-- start DATA FOR THIS TASK --
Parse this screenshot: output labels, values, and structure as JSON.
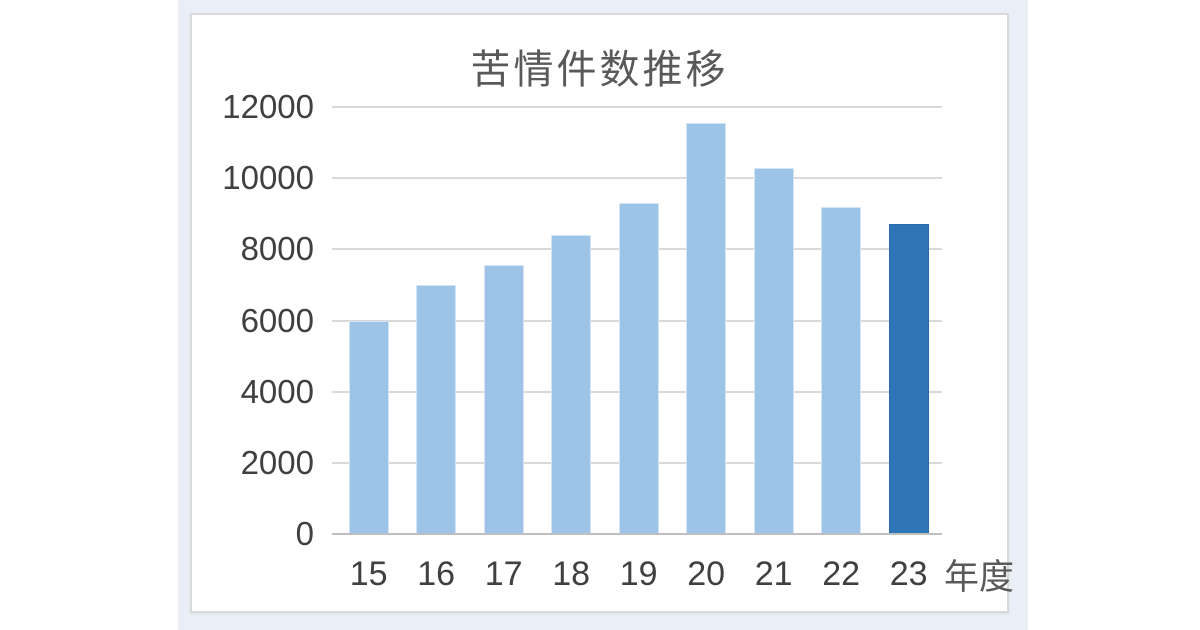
{
  "page": {
    "background_color": "#ffffff",
    "card_background_color": "#e9eef7",
    "chart_border_color": "#d9d9d9"
  },
  "chart_data": {
    "type": "bar",
    "title": "苦情件数推移",
    "categories": [
      "15",
      "16",
      "17",
      "18",
      "19",
      "20",
      "21",
      "22",
      "23"
    ],
    "values": [
      6000,
      7000,
      7550,
      8400,
      9300,
      11550,
      10300,
      9200,
      8700
    ],
    "xlabel": "年度",
    "ylabel": "",
    "ylim": [
      0,
      12000
    ],
    "yticks": [
      0,
      2000,
      4000,
      6000,
      8000,
      10000,
      12000
    ],
    "grid": true,
    "legend": "none",
    "bar_color": "#9dc3e6",
    "highlight_index": 8,
    "highlight_color": "#2e75b6",
    "gridline_color": "#d9d9d9",
    "axis_line_color": "#bfbfbf",
    "title_color": "#595959",
    "tick_label_color": "#404040"
  }
}
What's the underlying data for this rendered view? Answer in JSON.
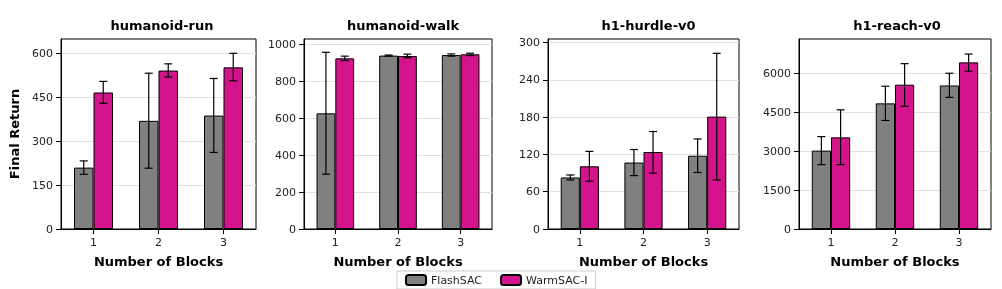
-- end DATA FOR THIS TASK --
> [WHAT IS REQUIRED]:
Pictures in the records must not appear in the copy; transcribe everything else precisely.

> [ANSWER BELOW]:
Parse this screenshot: output labels, values, and structure as JSON.
{
  "page": {
    "background_color": "#ffffff",
    "card_background_color": "#e9eef7",
    "chart_border_color": "#d9d9d9"
  },
  "chart_data": {
    "type": "bar",
    "title": "苦情件数推移",
    "categories": [
      "15",
      "16",
      "17",
      "18",
      "19",
      "20",
      "21",
      "22",
      "23"
    ],
    "values": [
      6000,
      7000,
      7550,
      8400,
      9300,
      11550,
      10300,
      9200,
      8700
    ],
    "xlabel": "年度",
    "ylabel": "",
    "ylim": [
      0,
      12000
    ],
    "yticks": [
      0,
      2000,
      4000,
      6000,
      8000,
      10000,
      12000
    ],
    "grid": true,
    "legend": "none",
    "bar_color": "#9dc3e6",
    "highlight_index": 8,
    "highlight_color": "#2e75b6",
    "gridline_color": "#d9d9d9",
    "axis_line_color": "#bfbfbf",
    "title_color": "#595959",
    "tick_label_color": "#404040"
  }
}
What's the underlying data for this rendered view? Answer in JSON.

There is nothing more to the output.